-- GIVEN INFORMATION --
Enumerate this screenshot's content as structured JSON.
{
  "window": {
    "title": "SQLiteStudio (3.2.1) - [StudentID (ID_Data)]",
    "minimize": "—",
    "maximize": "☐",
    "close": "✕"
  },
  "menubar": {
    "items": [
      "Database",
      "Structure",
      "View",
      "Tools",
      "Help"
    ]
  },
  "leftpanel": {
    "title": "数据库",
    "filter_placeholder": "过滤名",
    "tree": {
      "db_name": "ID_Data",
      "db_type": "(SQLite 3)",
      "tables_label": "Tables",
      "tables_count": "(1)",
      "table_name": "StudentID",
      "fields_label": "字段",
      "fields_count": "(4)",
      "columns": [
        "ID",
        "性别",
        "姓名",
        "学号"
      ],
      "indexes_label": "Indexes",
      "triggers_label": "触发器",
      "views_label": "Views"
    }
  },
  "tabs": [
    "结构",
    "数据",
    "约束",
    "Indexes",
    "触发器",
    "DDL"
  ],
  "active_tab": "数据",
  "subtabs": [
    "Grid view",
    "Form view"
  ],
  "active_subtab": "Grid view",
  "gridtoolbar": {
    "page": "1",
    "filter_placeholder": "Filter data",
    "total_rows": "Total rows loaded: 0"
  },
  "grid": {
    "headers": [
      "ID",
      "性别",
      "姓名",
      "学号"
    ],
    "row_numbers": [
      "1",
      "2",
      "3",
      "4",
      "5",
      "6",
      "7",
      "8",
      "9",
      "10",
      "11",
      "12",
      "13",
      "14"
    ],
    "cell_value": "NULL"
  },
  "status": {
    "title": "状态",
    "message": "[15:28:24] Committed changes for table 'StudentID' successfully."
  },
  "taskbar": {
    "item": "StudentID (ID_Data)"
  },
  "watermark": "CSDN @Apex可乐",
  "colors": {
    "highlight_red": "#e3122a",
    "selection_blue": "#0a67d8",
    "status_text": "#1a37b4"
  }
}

-- PROBLEM STATEMENT --
Return each entry from the material above exactly as it appears.

-- THE ANSWER --
Enumerate this screenshot's content as structured JSON.
{
  "window": {
    "title": "SQLiteStudio (3.2.1) - [StudentID (ID_Data)]",
    "minimize": "—",
    "maximize": "☐",
    "close": "✕"
  },
  "menubar": {
    "items": [
      "Database",
      "Structure",
      "View",
      "Tools",
      "Help"
    ]
  },
  "leftpanel": {
    "title": "数据库",
    "filter_placeholder": "过滤名",
    "tree": {
      "db_name": "ID_Data",
      "db_type": "(SQLite 3)",
      "tables_label": "Tables",
      "tables_count": "(1)",
      "table_name": "StudentID",
      "fields_label": "字段",
      "fields_count": "(4)",
      "columns": [
        "ID",
        "性别",
        "姓名",
        "学号"
      ],
      "indexes_label": "Indexes",
      "triggers_label": "触发器",
      "views_label": "Views"
    }
  },
  "tabs": [
    "结构",
    "数据",
    "约束",
    "Indexes",
    "触发器",
    "DDL"
  ],
  "active_tab": "数据",
  "subtabs": [
    "Grid view",
    "Form view"
  ],
  "active_subtab": "Grid view",
  "gridtoolbar": {
    "page": "1",
    "filter_placeholder": "Filter data",
    "total_rows": "Total rows loaded: 0"
  },
  "grid": {
    "headers": [
      "ID",
      "性别",
      "姓名",
      "学号"
    ],
    "row_numbers": [
      "1",
      "2",
      "3",
      "4",
      "5",
      "6",
      "7",
      "8",
      "9",
      "10",
      "11",
      "12",
      "13",
      "14"
    ],
    "cell_value": "NULL"
  },
  "status": {
    "title": "状态",
    "message": "[15:28:24] Committed changes for table 'StudentID' successfully."
  },
  "taskbar": {
    "item": "StudentID (ID_Data)"
  },
  "watermark": "CSDN @Apex可乐",
  "colors": {
    "highlight_red": "#e3122a",
    "selection_blue": "#0a67d8",
    "status_text": "#1a37b4"
  }
}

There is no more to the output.